- _GIVEN EXERCISE_: An exact copy of all the data is required, with pictures left out.

>>>>

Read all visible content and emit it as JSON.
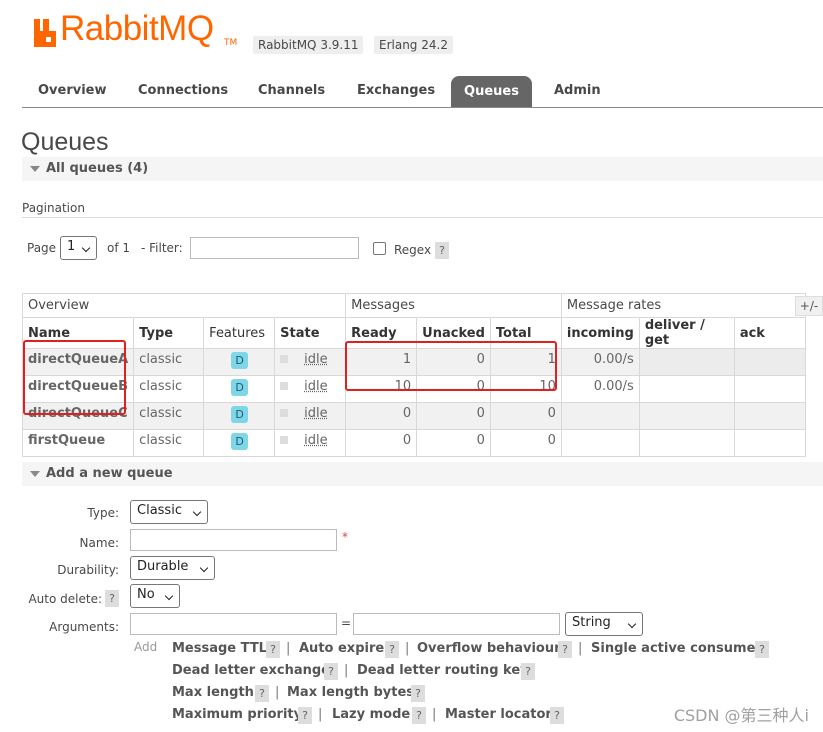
{
  "header": {
    "logo_text": "RabbitMQ",
    "logo_tm": "TM",
    "version": "RabbitMQ 3.9.11",
    "erlang": "Erlang 24.2"
  },
  "tabs": [
    {
      "label": "Overview"
    },
    {
      "label": "Connections"
    },
    {
      "label": "Channels"
    },
    {
      "label": "Exchanges"
    },
    {
      "label": "Queues",
      "active": true
    },
    {
      "label": "Admin"
    }
  ],
  "page_title": "Queues",
  "all_queues_label": "All queues (4)",
  "pagination": {
    "label": "Pagination",
    "page_label": "Page",
    "page_value": "1",
    "of_label": "of 1",
    "filter_label": "- Filter:",
    "filter_value": "",
    "regex_label": "Regex",
    "help": "?"
  },
  "table": {
    "group_overview": "Overview",
    "group_messages": "Messages",
    "group_rates": "Message rates",
    "toggle_columns": "+/-",
    "headers": [
      "Name",
      "Type",
      "Features",
      "State",
      "Ready",
      "Unacked",
      "Total",
      "incoming",
      "deliver / get",
      "ack"
    ],
    "rows": [
      {
        "name": "directQueueA",
        "type": "classic",
        "feature": "D",
        "state": "idle",
        "ready": "1",
        "unacked": "0",
        "total": "1",
        "incoming": "0.00/s",
        "deliver": "",
        "ack": ""
      },
      {
        "name": "directQueueB",
        "type": "classic",
        "feature": "D",
        "state": "idle",
        "ready": "10",
        "unacked": "0",
        "total": "10",
        "incoming": "0.00/s",
        "deliver": "",
        "ack": ""
      },
      {
        "name": "directQueueC",
        "type": "classic",
        "feature": "D",
        "state": "idle",
        "ready": "0",
        "unacked": "0",
        "total": "0",
        "incoming": "",
        "deliver": "",
        "ack": ""
      },
      {
        "name": "firstQueue",
        "type": "classic",
        "feature": "D",
        "state": "idle",
        "ready": "0",
        "unacked": "0",
        "total": "0",
        "incoming": "",
        "deliver": "",
        "ack": ""
      }
    ]
  },
  "add_queue": {
    "section_label": "Add a new queue",
    "type_label": "Type:",
    "type_value": "Classic",
    "name_label": "Name:",
    "name_value": "",
    "required_mark": "*",
    "durability_label": "Durability:",
    "durability_value": "Durable",
    "auto_delete_label": "Auto delete:",
    "auto_delete_value": "No",
    "arguments_label": "Arguments:",
    "equals": "=",
    "arg_type_value": "String",
    "add_label": "Add",
    "separator": "|",
    "options_row1": [
      "Message TTL",
      "Auto expire",
      "Overflow behaviour",
      "Single active consumer"
    ],
    "options_row2": [
      "Dead letter exchange",
      "Dead letter routing key"
    ],
    "options_row3": [
      "Max length",
      "Max length bytes"
    ],
    "options_row4": [
      "Maximum priority",
      "Lazy mode",
      "Master locator"
    ]
  },
  "watermark": "CSDN @第三种人i",
  "colors": {
    "brand": "#ff6600",
    "active_tab": "#666666",
    "highlight": "#e02020",
    "badge": "#7ed6e8"
  }
}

<<<<

- _RESULT OF THIS EXERCISE_:
Read all visible content and emit it as JSON.
{
  "header": {
    "logo_text": "RabbitMQ",
    "logo_tm": "TM",
    "version": "RabbitMQ 3.9.11",
    "erlang": "Erlang 24.2"
  },
  "tabs": [
    {
      "label": "Overview"
    },
    {
      "label": "Connections"
    },
    {
      "label": "Channels"
    },
    {
      "label": "Exchanges"
    },
    {
      "label": "Queues",
      "active": true
    },
    {
      "label": "Admin"
    }
  ],
  "page_title": "Queues",
  "all_queues_label": "All queues (4)",
  "pagination": {
    "label": "Pagination",
    "page_label": "Page",
    "page_value": "1",
    "of_label": "of 1",
    "filter_label": "- Filter:",
    "filter_value": "",
    "regex_label": "Regex",
    "help": "?"
  },
  "table": {
    "group_overview": "Overview",
    "group_messages": "Messages",
    "group_rates": "Message rates",
    "toggle_columns": "+/-",
    "headers": [
      "Name",
      "Type",
      "Features",
      "State",
      "Ready",
      "Unacked",
      "Total",
      "incoming",
      "deliver / get",
      "ack"
    ],
    "rows": [
      {
        "name": "directQueueA",
        "type": "classic",
        "feature": "D",
        "state": "idle",
        "ready": "1",
        "unacked": "0",
        "total": "1",
        "incoming": "0.00/s",
        "deliver": "",
        "ack": ""
      },
      {
        "name": "directQueueB",
        "type": "classic",
        "feature": "D",
        "state": "idle",
        "ready": "10",
        "unacked": "0",
        "total": "10",
        "incoming": "0.00/s",
        "deliver": "",
        "ack": ""
      },
      {
        "name": "directQueueC",
        "type": "classic",
        "feature": "D",
        "state": "idle",
        "ready": "0",
        "unacked": "0",
        "total": "0",
        "incoming": "",
        "deliver": "",
        "ack": ""
      },
      {
        "name": "firstQueue",
        "type": "classic",
        "feature": "D",
        "state": "idle",
        "ready": "0",
        "unacked": "0",
        "total": "0",
        "incoming": "",
        "deliver": "",
        "ack": ""
      }
    ]
  },
  "add_queue": {
    "section_label": "Add a new queue",
    "type_label": "Type:",
    "type_value": "Classic",
    "name_label": "Name:",
    "name_value": "",
    "required_mark": "*",
    "durability_label": "Durability:",
    "durability_value": "Durable",
    "auto_delete_label": "Auto delete:",
    "auto_delete_value": "No",
    "arguments_label": "Arguments:",
    "equals": "=",
    "arg_type_value": "String",
    "add_label": "Add",
    "separator": "|",
    "options_row1": [
      "Message TTL",
      "Auto expire",
      "Overflow behaviour",
      "Single active consumer"
    ],
    "options_row2": [
      "Dead letter exchange",
      "Dead letter routing key"
    ],
    "options_row3": [
      "Max length",
      "Max length bytes"
    ],
    "options_row4": [
      "Maximum priority",
      "Lazy mode",
      "Master locator"
    ]
  },
  "watermark": "CSDN @第三种人i",
  "colors": {
    "brand": "#ff6600",
    "active_tab": "#666666",
    "highlight": "#e02020",
    "badge": "#7ed6e8"
  }
}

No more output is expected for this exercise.